- [DESCRIPTION OF THE TASK]: Pick out all lines with the word "income" from the records that follow.
[start]
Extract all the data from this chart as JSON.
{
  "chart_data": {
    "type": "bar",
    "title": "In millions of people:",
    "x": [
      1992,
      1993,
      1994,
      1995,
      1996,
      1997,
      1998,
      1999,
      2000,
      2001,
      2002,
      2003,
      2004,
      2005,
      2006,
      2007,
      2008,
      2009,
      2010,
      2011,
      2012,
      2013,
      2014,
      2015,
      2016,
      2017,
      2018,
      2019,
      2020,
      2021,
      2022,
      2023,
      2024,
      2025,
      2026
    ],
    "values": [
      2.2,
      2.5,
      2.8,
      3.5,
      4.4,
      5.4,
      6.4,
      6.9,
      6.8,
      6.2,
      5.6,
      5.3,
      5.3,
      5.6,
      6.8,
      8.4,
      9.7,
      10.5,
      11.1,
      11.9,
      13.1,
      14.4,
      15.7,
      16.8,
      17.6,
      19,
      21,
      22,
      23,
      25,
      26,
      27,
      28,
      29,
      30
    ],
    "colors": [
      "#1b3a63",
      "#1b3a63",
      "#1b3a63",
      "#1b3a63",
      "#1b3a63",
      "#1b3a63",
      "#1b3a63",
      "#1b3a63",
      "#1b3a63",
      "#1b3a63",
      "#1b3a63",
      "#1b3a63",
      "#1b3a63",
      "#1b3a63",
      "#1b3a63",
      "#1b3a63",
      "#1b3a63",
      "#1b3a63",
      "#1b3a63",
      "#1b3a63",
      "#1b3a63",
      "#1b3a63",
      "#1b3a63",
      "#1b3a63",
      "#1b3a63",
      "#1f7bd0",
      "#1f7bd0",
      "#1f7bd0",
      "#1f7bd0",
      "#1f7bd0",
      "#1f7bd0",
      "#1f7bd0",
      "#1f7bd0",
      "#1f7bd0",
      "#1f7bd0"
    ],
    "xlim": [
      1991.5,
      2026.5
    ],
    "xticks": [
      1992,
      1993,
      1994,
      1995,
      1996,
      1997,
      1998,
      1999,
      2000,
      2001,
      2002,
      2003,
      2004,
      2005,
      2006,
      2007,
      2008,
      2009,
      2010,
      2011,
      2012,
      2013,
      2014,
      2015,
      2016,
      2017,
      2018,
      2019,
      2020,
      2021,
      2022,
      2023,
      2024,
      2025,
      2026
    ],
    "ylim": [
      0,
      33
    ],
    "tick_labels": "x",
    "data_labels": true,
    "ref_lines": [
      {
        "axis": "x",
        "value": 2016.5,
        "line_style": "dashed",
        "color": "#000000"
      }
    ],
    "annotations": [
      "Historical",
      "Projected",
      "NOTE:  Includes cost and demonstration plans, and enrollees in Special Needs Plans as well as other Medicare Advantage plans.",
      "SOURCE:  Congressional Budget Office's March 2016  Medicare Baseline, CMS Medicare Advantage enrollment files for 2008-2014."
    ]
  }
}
[end]
[start]
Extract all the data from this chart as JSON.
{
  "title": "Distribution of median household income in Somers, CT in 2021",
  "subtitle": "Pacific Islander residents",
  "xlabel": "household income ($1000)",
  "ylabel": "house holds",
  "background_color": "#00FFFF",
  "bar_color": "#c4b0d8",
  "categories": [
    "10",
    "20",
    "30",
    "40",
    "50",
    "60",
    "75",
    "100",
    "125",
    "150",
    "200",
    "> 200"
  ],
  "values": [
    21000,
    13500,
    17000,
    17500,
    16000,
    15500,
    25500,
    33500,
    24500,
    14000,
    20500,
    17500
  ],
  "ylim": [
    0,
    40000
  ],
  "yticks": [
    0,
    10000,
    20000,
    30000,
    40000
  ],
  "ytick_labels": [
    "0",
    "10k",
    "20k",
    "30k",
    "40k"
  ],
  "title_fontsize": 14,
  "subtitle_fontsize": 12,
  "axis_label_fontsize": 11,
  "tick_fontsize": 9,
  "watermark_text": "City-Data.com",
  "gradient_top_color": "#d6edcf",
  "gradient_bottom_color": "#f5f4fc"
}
[end]
- [REPLY TO THE EXERCISE]:
  "title": "Distribution of median household income in Somers, CT in 2021",
  "xlabel": "household income ($1000)",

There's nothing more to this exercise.